[start of Dataset records]
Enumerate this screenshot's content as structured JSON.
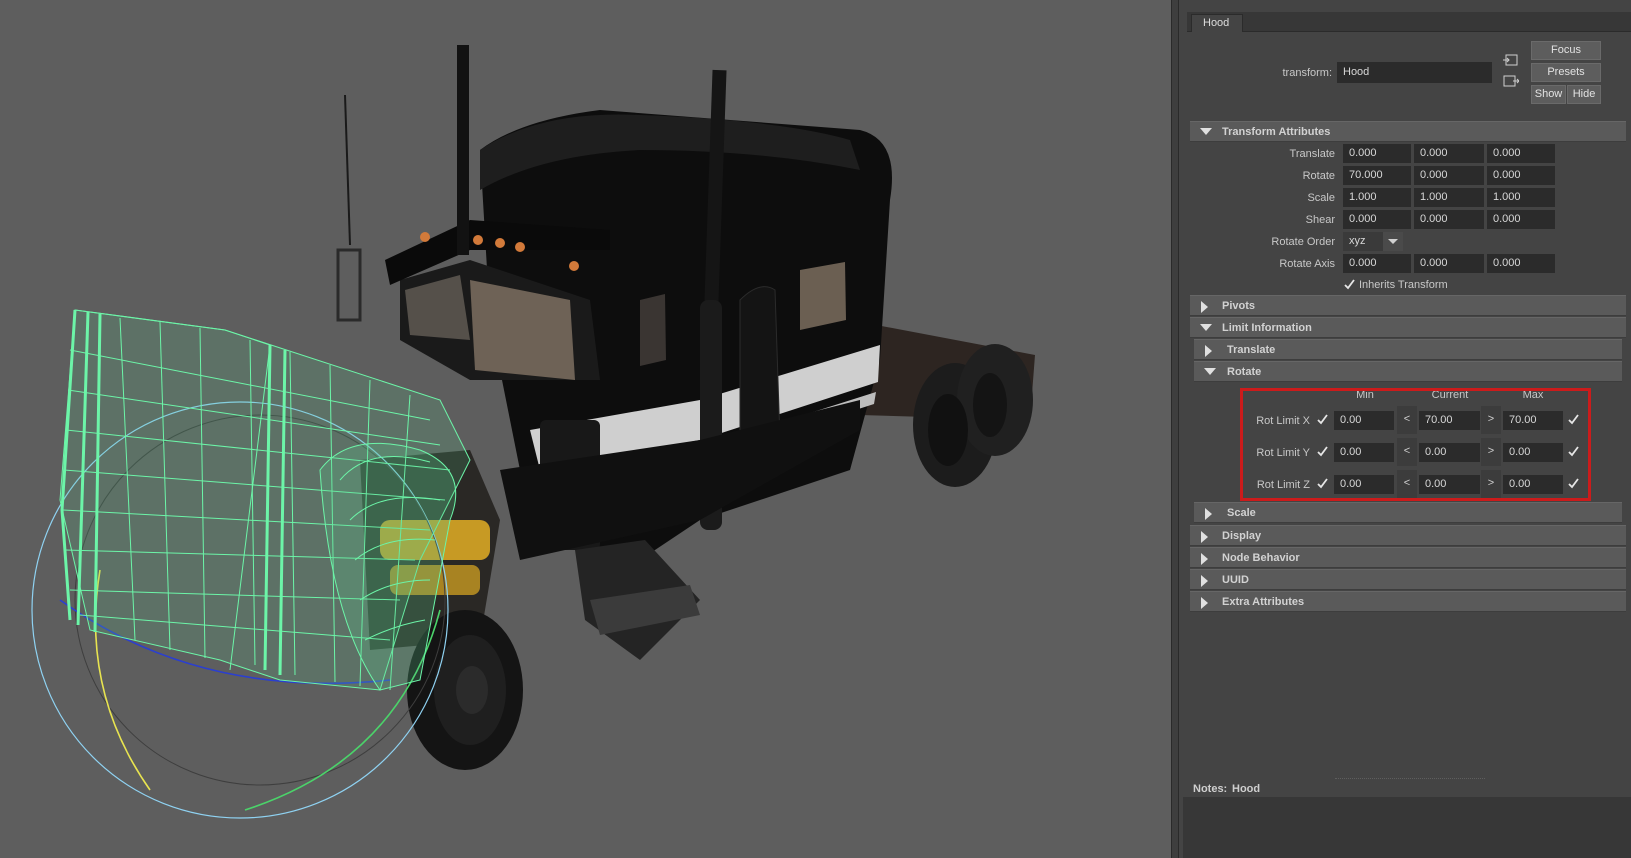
{
  "tab": {
    "label": "Hood"
  },
  "node": {
    "type_label": "transform:",
    "name": "Hood"
  },
  "buttons": {
    "focus": "Focus",
    "presets": "Presets",
    "show": "Show",
    "hide": "Hide"
  },
  "transform_attributes": {
    "title": "Transform Attributes",
    "rows": [
      {
        "label": "Translate",
        "values": [
          "0.000",
          "0.000",
          "0.000"
        ]
      },
      {
        "label": "Rotate",
        "values": [
          "70.000",
          "0.000",
          "0.000"
        ]
      },
      {
        "label": "Scale",
        "values": [
          "1.000",
          "1.000",
          "1.000"
        ]
      },
      {
        "label": "Shear",
        "values": [
          "0.000",
          "0.000",
          "0.000"
        ]
      }
    ],
    "rotate_order": {
      "label": "Rotate Order",
      "value": "xyz"
    },
    "rotate_axis": {
      "label": "Rotate Axis",
      "values": [
        "0.000",
        "0.000",
        "0.000"
      ]
    },
    "inherits": {
      "label": "Inherits Transform",
      "checked": true
    }
  },
  "pivots": {
    "title": "Pivots"
  },
  "limit_information": {
    "title": "Limit Information",
    "translate": {
      "title": "Translate"
    },
    "rotate": {
      "title": "Rotate",
      "headers": {
        "min": "Min",
        "current": "Current",
        "max": "Max"
      },
      "rows": [
        {
          "label": "Rot Limit X",
          "min": "0.00",
          "current": "70.00",
          "max": "70.00",
          "min_on": true,
          "max_on": true
        },
        {
          "label": "Rot Limit Y",
          "min": "0.00",
          "current": "0.00",
          "max": "0.00",
          "min_on": true,
          "max_on": true
        },
        {
          "label": "Rot Limit Z",
          "min": "0.00",
          "current": "0.00",
          "max": "0.00",
          "min_on": true,
          "max_on": true
        }
      ],
      "lt": "<",
      "gt": ">"
    },
    "scale": {
      "title": "Scale"
    }
  },
  "frames": {
    "display": "Display",
    "node_behavior": "Node Behavior",
    "uuid": "UUID",
    "extra": "Extra Attributes"
  },
  "notes": {
    "label": "Notes:",
    "value": "Hood"
  },
  "colors": {
    "highlight": "#cc1b1b",
    "wireframe": "#6cf5a8",
    "viewport_bg": "#5e5e5e"
  }
}
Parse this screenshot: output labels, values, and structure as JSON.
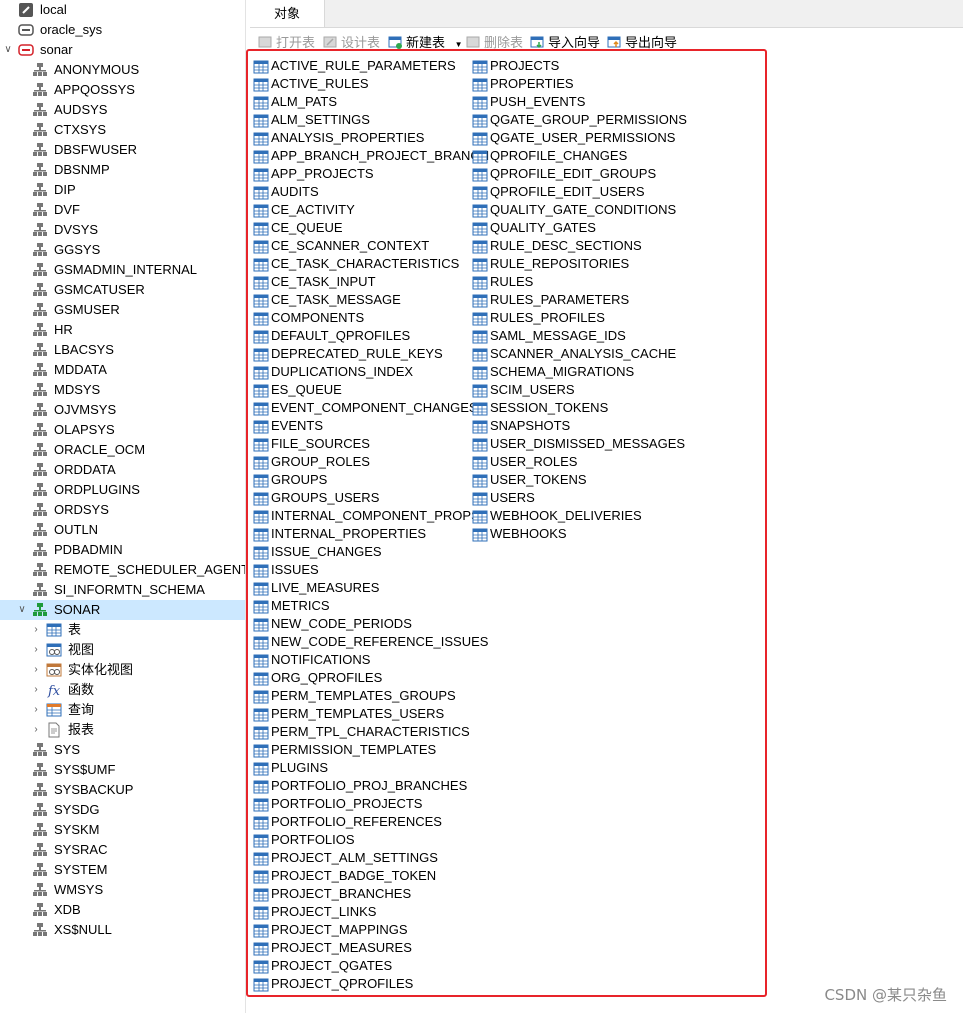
[end of Dataset records]
_Written task_
In the entries above, identify every line with the word "this". Copy those lines.

_Result_
Enumerate this screenshot's content as structured JSON.
Parse this screenshot: output labels, values, and structure as JSON.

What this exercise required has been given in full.